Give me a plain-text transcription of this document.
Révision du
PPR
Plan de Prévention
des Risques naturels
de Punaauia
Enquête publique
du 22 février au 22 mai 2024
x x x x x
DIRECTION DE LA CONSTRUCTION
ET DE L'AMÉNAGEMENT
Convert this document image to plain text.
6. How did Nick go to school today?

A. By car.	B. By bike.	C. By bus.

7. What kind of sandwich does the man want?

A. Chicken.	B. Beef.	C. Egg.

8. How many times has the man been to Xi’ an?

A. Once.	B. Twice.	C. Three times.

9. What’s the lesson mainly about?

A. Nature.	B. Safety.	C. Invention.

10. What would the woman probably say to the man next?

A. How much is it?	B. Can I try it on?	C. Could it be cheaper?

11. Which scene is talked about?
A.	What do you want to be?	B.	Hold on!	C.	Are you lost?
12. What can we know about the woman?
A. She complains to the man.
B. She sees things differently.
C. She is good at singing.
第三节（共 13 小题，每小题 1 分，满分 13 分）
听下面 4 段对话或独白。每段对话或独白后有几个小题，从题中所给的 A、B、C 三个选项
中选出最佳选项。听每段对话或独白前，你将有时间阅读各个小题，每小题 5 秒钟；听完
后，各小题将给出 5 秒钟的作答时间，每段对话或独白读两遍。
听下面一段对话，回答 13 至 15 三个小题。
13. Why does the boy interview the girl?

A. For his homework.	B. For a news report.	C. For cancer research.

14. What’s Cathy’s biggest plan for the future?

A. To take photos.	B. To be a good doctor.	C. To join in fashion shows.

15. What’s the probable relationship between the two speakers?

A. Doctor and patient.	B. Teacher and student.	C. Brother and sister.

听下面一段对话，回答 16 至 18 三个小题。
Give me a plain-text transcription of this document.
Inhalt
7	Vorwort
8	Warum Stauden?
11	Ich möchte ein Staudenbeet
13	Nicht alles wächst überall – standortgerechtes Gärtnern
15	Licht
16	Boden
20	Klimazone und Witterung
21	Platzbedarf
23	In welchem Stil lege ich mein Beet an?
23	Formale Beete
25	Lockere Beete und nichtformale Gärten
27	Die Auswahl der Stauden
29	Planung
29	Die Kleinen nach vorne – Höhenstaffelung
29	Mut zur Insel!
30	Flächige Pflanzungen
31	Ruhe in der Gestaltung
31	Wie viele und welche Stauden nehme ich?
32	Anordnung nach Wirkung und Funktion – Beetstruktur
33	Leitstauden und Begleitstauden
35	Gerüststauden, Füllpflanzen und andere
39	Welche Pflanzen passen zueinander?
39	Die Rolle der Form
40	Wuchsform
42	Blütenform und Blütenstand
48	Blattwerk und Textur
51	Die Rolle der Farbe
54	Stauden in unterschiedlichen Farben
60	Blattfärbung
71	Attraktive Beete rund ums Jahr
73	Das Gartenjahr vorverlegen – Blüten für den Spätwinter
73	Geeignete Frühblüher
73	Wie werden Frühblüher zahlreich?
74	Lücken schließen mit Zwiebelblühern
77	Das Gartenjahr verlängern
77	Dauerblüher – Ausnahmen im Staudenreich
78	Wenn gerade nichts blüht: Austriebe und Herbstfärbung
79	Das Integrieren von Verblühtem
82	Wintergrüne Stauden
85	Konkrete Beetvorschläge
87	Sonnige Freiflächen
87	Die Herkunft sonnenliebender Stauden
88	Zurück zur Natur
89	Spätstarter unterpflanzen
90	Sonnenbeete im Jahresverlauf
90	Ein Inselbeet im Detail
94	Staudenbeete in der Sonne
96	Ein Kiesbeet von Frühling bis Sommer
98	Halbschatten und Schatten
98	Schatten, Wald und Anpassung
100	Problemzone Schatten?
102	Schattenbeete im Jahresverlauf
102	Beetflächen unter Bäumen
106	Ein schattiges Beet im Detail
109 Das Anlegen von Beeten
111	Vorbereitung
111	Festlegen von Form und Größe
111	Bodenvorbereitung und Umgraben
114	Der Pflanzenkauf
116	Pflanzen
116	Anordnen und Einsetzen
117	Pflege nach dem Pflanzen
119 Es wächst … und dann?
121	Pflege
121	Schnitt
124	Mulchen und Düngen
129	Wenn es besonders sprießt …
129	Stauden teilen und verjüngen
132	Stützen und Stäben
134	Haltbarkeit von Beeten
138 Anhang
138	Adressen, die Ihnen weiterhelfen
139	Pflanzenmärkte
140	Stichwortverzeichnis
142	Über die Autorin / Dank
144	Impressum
========================
(EXERCISE INSTRUCTIONS):
Go through the listing and copy all of it exactly.

(ANSWER BELOW):
Give me a plain-text transcription of this document.
Révision du
PPR
Plan de Prévention
des Risques naturels
de Punaauia
Enquête publique
du 22 février au 22 mai 2024
x x x x x
DIRECTION DE LA CONSTRUCTION
ET DE L'AMÉNAGEMENT
Convert this document image to plain text.
6. How did Nick go to school today?

A. By car.	B. By bike.	C. By bus.

7. What kind of sandwich does the man want?

A. Chicken.	B. Beef.	C. Egg.

8. How many times has the man been to Xi’ an?

A. Once.	B. Twice.	C. Three times.

9. What’s the lesson mainly about?

A. Nature.	B. Safety.	C. Invention.

10. What would the woman probably say to the man next?

A. How much is it?	B. Can I try it on?	C. Could it be cheaper?

11. Which scene is talked about?
A.	What do you want to be?	B.	Hold on!	C.	Are you lost?
12. What can we know about the woman?
A. She complains to the man.
B. She sees things differently.
C. She is good at singing.
第三节（共 13 小题，每小题 1 分，满分 13 分）
听下面 4 段对话或独白。每段对话或独白后有几个小题，从题中所给的 A、B、C 三个选项
中选出最佳选项。听每段对话或独白前，你将有时间阅读各个小题，每小题 5 秒钟；听完
后，各小题将给出 5 秒钟的作答时间，每段对话或独白读两遍。
听下面一段对话，回答 13 至 15 三个小题。
13. Why does the boy interview the girl?

A. For his homework.	B. For a news report.	C. For cancer research.

14. What’s Cathy’s biggest plan for the future?

A. To take photos.	B. To be a good doctor.	C. To join in fashion shows.

15. What’s the probable relationship between the two speakers?

A. Doctor and patient.	B. Teacher and student.	C. Brother and sister.

听下面一段对话，回答 16 至 18 三个小题。
Give me a plain-text transcription of this document.
Inhalt
7	Vorwort
8	Warum Stauden?
11	Ich möchte ein Staudenbeet
13	Nicht alles wächst überall – standortgerechtes Gärtnern
15	Licht
16	Boden
20	Klimazone und Witterung
21	Platzbedarf
23	In welchem Stil lege ich mein Beet an?
23	Formale Beete
25	Lockere Beete und nichtformale Gärten
27	Die Auswahl der Stauden
29	Planung
29	Die Kleinen nach vorne – Höhenstaffelung
29	Mut zur Insel!
30	Flächige Pflanzungen
31	Ruhe in der Gestaltung
31	Wie viele und welche Stauden nehme ich?
32	Anordnung nach Wirkung und Funktion – Beetstruktur
33	Leitstauden und Begleitstauden
35	Gerüststauden, Füllpflanzen und andere
39	Welche Pflanzen passen zueinander?
39	Die Rolle der Form
40	Wuchsform
42	Blütenform und Blütenstand
48	Blattwerk und Textur
51	Die Rolle der Farbe
54	Stauden in unterschiedlichen Farben
60	Blattfärbung
71	Attraktive Beete rund ums Jahr
73	Das Gartenjahr vorverlegen – Blüten für den Spätwinter
73	Geeignete Frühblüher
73	Wie werden Frühblüher zahlreich?
74	Lücken schließen mit Zwiebelblühern
77	Das Gartenjahr verlängern
77	Dauerblüher – Ausnahmen im Staudenreich
78	Wenn gerade nichts blüht: Austriebe und Herbstfärbung
79	Das Integrieren von Verblühtem
82	Wintergrüne Stauden
85	Konkrete Beetvorschläge
87	Sonnige Freiflächen
87	Die Herkunft sonnenliebender Stauden
88	Zurück zur Natur
89	Spätstarter unterpflanzen
90	Sonnenbeete im Jahresverlauf
90	Ein Inselbeet im Detail
94	Staudenbeete in der Sonne
96	Ein Kiesbeet von Frühling bis Sommer
98	Halbschatten und Schatten
98	Schatten, Wald und Anpassung
100	Problemzone Schatten?
102	Schattenbeete im Jahresverlauf
102	Beetflächen unter Bäumen
106	Ein schattiges Beet im Detail
109 Das Anlegen von Beeten
111	Vorbereitung
111	Festlegen von Form und Größe
111	Bodenvorbereitung und Umgraben
114	Der Pflanzenkauf
116	Pflanzen
116	Anordnen und Einsetzen
117	Pflege nach dem Pflanzen
119 Es wächst … und dann?
121	Pflege
121	Schnitt
124	Mulchen und Düngen
129	Wenn es besonders sprießt …
129	Stauden teilen und verjüngen
132	Stützen und Stäben
134	Haltbarkeit von Beeten
138 Anhang
138	Adressen, die Ihnen weiterhelfen
139	Pflanzenmärkte
140	Stichwortverzeichnis
142	Über die Autorin / Dank
144	Impressum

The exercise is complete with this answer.